What to work on
Copy every line of the data that includes the string "Describe".
[begin Excerpted data]
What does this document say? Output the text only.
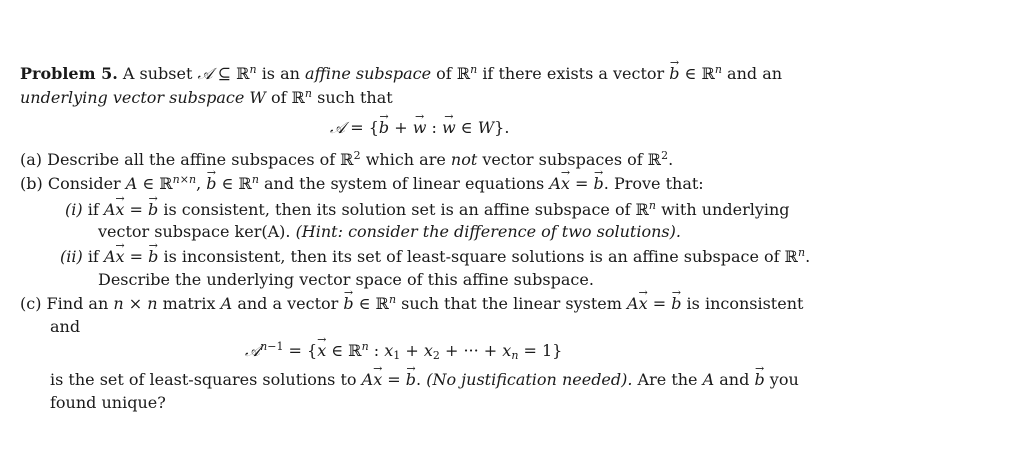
Problem 5. A subset 𝒜 ⊆ ℝ$^n$ is an affine subspace of ℝ$^n$ if there exists a vector → b ∈ ℝ$^n$ and an
underlying vector subspace W of ℝ$^n$ such that
𝒜 = {→ b + → w : → w ∈ W}.
(a) Describe all the affine subspaces of ℝ$^2$ which are not vector subspaces of ℝ$^2$.
(b) Consider A ∈ ℝ$^{n\times n}$, → b ∈ ℝ$^n$ and the system of linear equations A→ x = → b. Prove that:
(i) if A→ x = → b is consistent, then its solution set is an affine subspace of ℝ$^n$ with underlying
vector subspace ker(A). (Hint: consider the difference of two solutions).
(ii) if A→ x = → b is inconsistent, then its set of least-square solutions is an affine subspace of ℝ$^n$.
Describe the underlying vector space of this affine subspace.
(c) Find an n × n matrix A and a vector → b ∈ ℝ$^n$ such that the linear system A→ x = → b is inconsistent
and
𝒜$^{n-1}$ = {→ x ∈ ℝ$^n$ : $x_1 + x_2$ + ··· + $x_n = 1$}
is the set of least-squares solutions to A→ x = → b. (No justification needed). Are the A and → b you
found unique?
[end Excerpted data]
The response
(a) Describe all the affine subspaces of ℝ$^2$ which are not vector subspaces of ℝ$^2$.
Describe the underlying vector space of this affine subspace.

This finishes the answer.